◆ Source passage
Weighing a Black Hole in the early universe
With the upgraded GRAVITY-instrument at the ESO VLTI, a team of astronomers led by the Max Planck Institute for Extraterrestrial Physics has determined the mass of a Black Hole in a galaxy only 2 billion years after the Big Bang. With 300 million solar masses, the black hole is actually under-massive compared to the mass of its host galaxy, indicating that at least for some systems there might be a delay between the growth of the galaxy and its central black hole.
In the more local universe, astronomers have observed tight relationships between the properties of galaxies and the mass of the supermassive black holes residing at their centers, suggesting that galaxies and black holes co-evolve. A crucial test would be to probe this relationship at early cosmic times, but for these far-away galaxies traditional direct methods of measuring the black hole mass are either impossible or extremely difficult. Even though these galaxies often shine very brightly (they were dubbed “quasars” or “quasi-stellar objects” when they were first discovered in the 1950s), they are so far away that they cannot be resolved with most telescopes.

◆ Information supplied
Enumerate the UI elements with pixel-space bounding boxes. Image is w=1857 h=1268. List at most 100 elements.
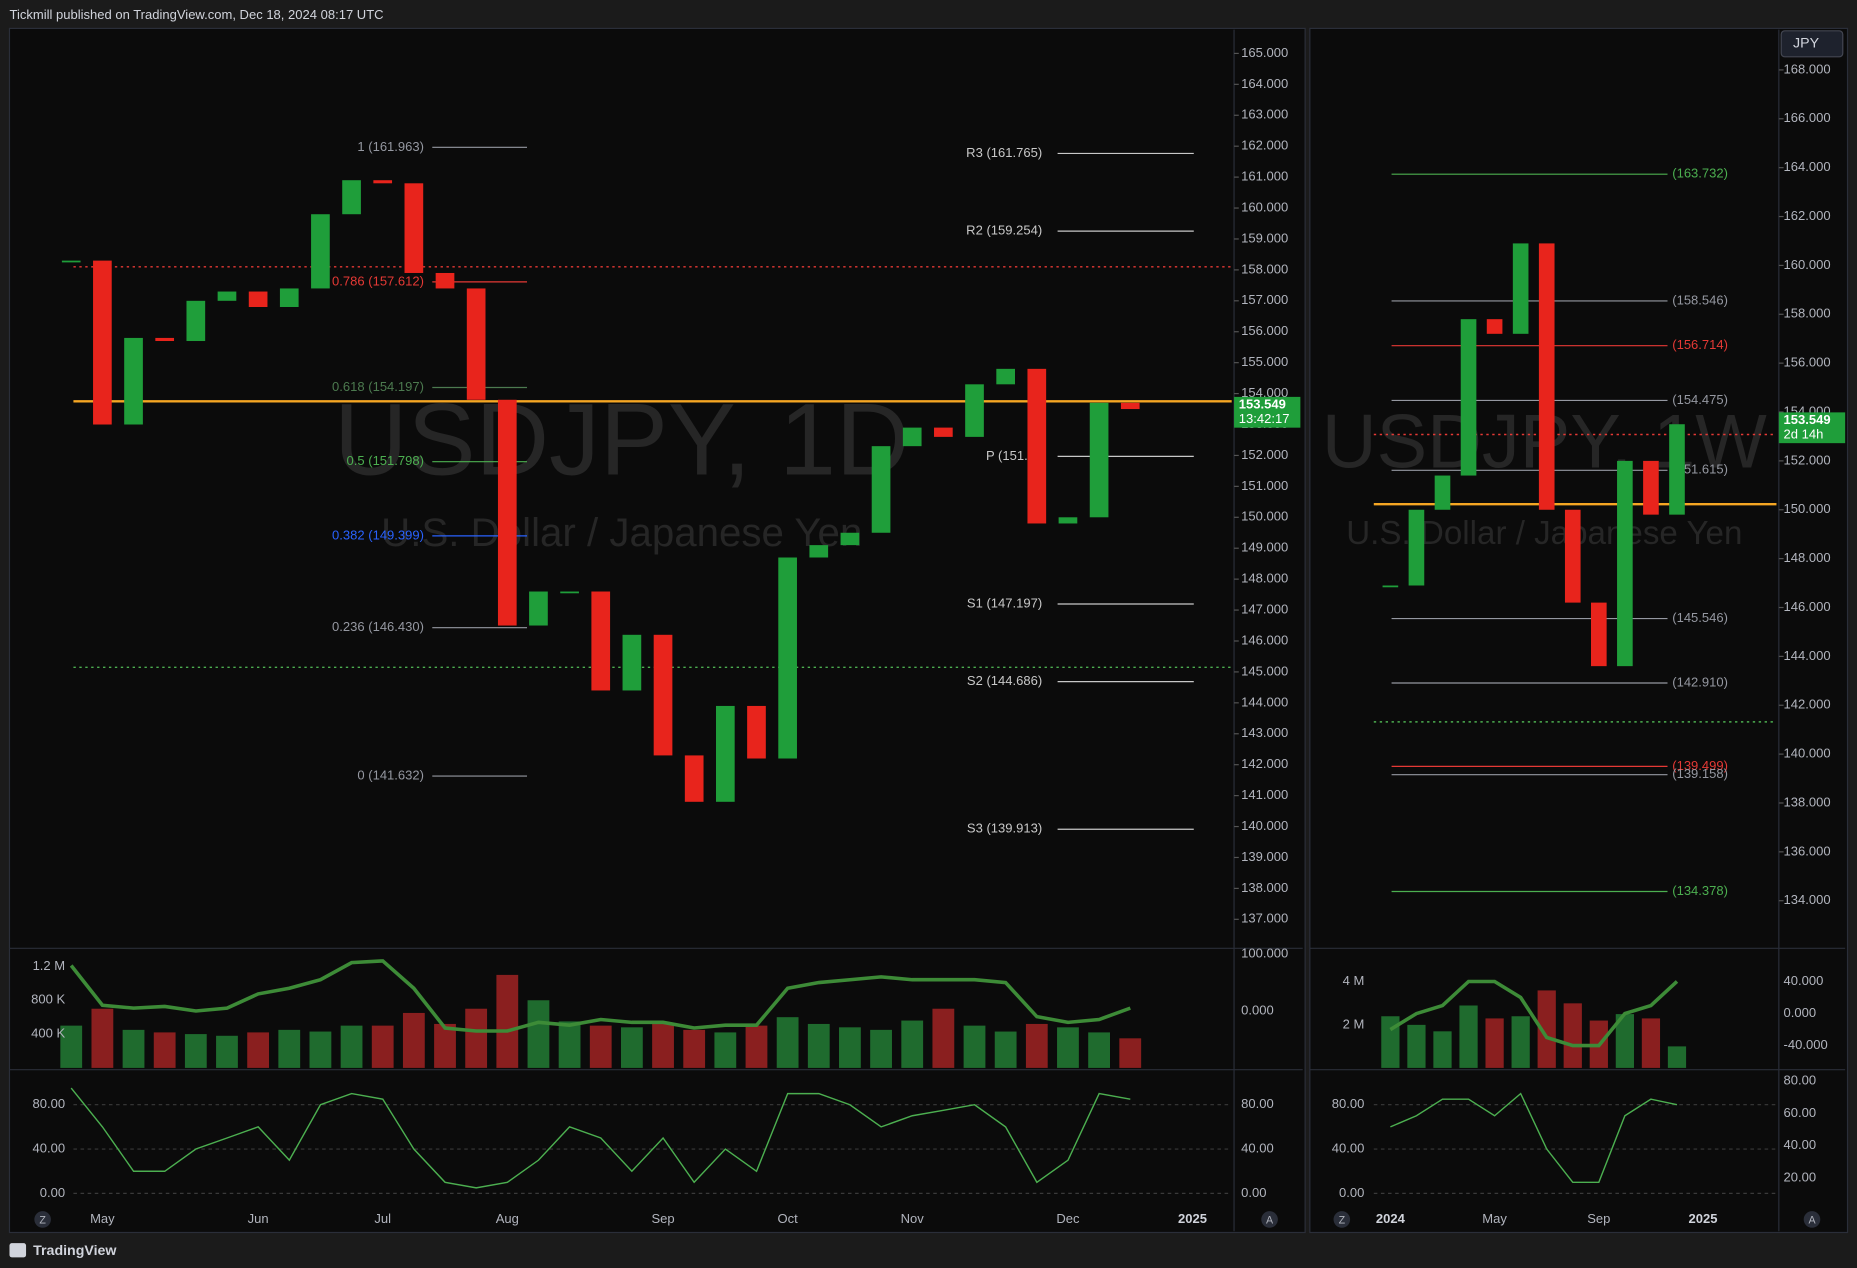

◆ Stated task
Extend the article on weighing a black hole in the early universe, picking up right after its last sentence.

◆ Right answer
“In 2018, we did the first breakthrough measurements of a quasar’s black hole mass with GRAVITY,” says Taro Shimizu, staff scientist at MPE and the corresponding author of the new study now published in Nature. “This quasar was very nearby, however. Now, we have pushed all the way out to a redshift of 2.3, corresponding to a lookback time of 11 billion years.” GRAVITY+ now opens a new and precise way to study black hole growth at this critical epoch, often called “cosmic noon”, when both black holes and galaxies were rapidly growing.
“This is really the next revolution in astronomy – we can now get images of black holes in the early universe, 40 times sharper than possible with the James Webb telescope,” points out Frank Eisenhauer, the MPE director who leads the group developing the GRAVITY instrument and the GRAVITY+ improvements.
GRAVITY combines all four 8-metre-telescopes of the ESO Very Large Telescope interferometrically, essentially creating one giant virtual telescope with a diameter of 130 metres. With the latest upgrades using a new wide-field, off-axis fringe-tracking mode, GRAVITY-Wide was now able to observe the central region of the galaxy SDSS J092034.17+065718.0, one of the most luminous quasars in the early universe.
The team was able to spatially resolve the so-called ‘broad line region’, observing the motion of gas clouds around the central black hole as they rotate in a thick disk. This allows a direct, dynamical measurement of the mass of the black hole. With 320 million solar masses, the black hole mass turns out to be actually underweight compared to its host galaxy which has a mass of about 60 billion solar masses. This suggests that the host galaxy grew faster than the supermassive black hole, indicating a delay between galaxy and black hole growth for some systems.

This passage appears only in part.